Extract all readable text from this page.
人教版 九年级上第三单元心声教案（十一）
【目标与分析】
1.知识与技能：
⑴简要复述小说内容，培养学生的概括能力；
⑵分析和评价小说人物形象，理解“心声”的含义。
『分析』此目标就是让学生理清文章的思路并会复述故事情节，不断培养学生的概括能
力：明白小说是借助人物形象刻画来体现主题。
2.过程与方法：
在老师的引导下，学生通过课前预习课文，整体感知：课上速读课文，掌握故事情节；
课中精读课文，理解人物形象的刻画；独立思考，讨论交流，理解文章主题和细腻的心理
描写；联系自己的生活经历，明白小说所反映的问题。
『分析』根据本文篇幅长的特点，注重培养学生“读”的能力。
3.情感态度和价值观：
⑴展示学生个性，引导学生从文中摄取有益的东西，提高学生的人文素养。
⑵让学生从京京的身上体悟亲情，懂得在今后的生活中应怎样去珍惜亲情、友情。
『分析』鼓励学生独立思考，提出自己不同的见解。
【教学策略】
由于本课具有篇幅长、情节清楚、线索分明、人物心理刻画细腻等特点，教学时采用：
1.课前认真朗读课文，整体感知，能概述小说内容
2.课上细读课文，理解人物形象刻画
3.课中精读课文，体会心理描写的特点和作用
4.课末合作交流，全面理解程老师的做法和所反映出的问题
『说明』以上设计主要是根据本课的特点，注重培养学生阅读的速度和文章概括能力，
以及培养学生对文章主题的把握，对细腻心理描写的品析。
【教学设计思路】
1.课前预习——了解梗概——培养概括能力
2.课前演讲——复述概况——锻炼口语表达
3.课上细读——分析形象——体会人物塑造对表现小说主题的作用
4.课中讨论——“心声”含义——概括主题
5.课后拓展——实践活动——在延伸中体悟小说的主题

+++++

> EXERCISE GOAL:
Repeat back the data above, exact to the last character.

> FULL OUTPUT:
Extract all readable text from this page.
人教版 九年级上第三单元心声教案（十一）
【目标与分析】
1.知识与技能：
⑴简要复述小说内容，培养学生的概括能力；
⑵分析和评价小说人物形象，理解“心声”的含义。
『分析』此目标就是让学生理清文章的思路并会复述故事情节，不断培养学生的概括能
力：明白小说是借助人物形象刻画来体现主题。
2.过程与方法：
在老师的引导下，学生通过课前预习课文，整体感知：课上速读课文，掌握故事情节；
课中精读课文，理解人物形象的刻画；独立思考，讨论交流，理解文章主题和细腻的心理
描写；联系自己的生活经历，明白小说所反映的问题。
『分析』根据本文篇幅长的特点，注重培养学生“读”的能力。
3.情感态度和价值观：
⑴展示学生个性，引导学生从文中摄取有益的东西，提高学生的人文素养。
⑵让学生从京京的身上体悟亲情，懂得在今后的生活中应怎样去珍惜亲情、友情。
『分析』鼓励学生独立思考，提出自己不同的见解。
【教学策略】
由于本课具有篇幅长、情节清楚、线索分明、人物心理刻画细腻等特点，教学时采用：
1.课前认真朗读课文，整体感知，能概述小说内容
2.课上细读课文，理解人物形象刻画
3.课中精读课文，体会心理描写的特点和作用
4.课末合作交流，全面理解程老师的做法和所反映出的问题
『说明』以上设计主要是根据本课的特点，注重培养学生阅读的速度和文章概括能力，
以及培养学生对文章主题的把握，对细腻心理描写的品析。
【教学设计思路】
1.课前预习——了解梗概——培养概括能力
2.课前演讲——复述概况——锻炼口语表达
3.课上细读——分析形象——体会人物塑造对表现小说主题的作用
4.课中讨论——“心声”含义——概括主题
5.课后拓展——实践活动——在延伸中体悟小说的主题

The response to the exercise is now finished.